◆ To do
Using the listing below, please gather every line containing the word "Cache".

◆ Excerpts from a figure dataset

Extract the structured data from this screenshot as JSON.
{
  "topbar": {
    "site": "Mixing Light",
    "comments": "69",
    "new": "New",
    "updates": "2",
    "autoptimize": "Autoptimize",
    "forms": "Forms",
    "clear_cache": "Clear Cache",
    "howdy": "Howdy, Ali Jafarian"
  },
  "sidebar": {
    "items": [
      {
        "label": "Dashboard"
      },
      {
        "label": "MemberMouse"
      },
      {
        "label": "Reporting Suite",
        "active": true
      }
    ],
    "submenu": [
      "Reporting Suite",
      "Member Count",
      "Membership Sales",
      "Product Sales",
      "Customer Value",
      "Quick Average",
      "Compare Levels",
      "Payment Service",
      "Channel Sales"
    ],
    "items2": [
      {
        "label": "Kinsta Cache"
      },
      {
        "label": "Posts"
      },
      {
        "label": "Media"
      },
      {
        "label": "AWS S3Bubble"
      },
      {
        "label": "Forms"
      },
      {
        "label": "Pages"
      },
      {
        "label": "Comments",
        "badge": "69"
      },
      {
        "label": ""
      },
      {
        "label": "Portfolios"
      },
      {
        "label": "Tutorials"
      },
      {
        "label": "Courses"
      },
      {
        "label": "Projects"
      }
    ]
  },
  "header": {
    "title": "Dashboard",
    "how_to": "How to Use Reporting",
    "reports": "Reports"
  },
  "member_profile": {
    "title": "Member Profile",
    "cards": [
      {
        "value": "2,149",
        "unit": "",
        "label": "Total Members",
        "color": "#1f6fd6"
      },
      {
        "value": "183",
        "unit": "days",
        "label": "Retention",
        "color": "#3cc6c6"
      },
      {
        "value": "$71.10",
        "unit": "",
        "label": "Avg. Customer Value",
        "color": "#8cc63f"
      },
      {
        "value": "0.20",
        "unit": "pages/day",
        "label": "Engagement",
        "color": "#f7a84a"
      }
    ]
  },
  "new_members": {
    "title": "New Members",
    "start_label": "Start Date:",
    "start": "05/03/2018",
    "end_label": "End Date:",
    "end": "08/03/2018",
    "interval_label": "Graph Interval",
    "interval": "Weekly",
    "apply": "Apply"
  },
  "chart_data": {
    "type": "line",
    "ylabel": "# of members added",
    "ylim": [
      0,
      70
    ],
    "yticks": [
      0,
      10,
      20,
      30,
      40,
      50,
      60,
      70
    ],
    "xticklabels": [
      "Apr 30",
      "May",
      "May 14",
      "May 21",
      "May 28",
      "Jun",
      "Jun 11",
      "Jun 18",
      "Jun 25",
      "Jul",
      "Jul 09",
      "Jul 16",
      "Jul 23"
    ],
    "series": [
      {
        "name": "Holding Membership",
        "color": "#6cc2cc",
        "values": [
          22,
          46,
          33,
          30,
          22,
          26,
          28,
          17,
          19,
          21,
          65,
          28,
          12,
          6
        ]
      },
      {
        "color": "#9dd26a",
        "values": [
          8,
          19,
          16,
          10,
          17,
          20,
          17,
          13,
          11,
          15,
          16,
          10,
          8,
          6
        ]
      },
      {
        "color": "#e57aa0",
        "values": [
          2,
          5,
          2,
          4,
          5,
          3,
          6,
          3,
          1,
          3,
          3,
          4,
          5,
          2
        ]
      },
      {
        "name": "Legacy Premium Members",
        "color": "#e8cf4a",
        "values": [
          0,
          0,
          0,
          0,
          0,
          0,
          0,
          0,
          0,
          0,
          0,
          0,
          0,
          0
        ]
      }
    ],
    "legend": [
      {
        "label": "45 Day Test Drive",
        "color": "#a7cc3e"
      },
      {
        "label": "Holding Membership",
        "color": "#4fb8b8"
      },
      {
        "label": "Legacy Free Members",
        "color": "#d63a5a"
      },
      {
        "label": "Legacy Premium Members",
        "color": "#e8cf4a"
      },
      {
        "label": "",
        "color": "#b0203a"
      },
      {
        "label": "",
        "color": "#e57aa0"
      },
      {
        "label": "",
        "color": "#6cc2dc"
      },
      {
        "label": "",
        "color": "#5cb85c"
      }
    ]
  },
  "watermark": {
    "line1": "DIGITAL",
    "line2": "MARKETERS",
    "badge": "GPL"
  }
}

◆ Task solution
    "clear_cache": "Clear Cache",
        "label": "Kinsta Cache"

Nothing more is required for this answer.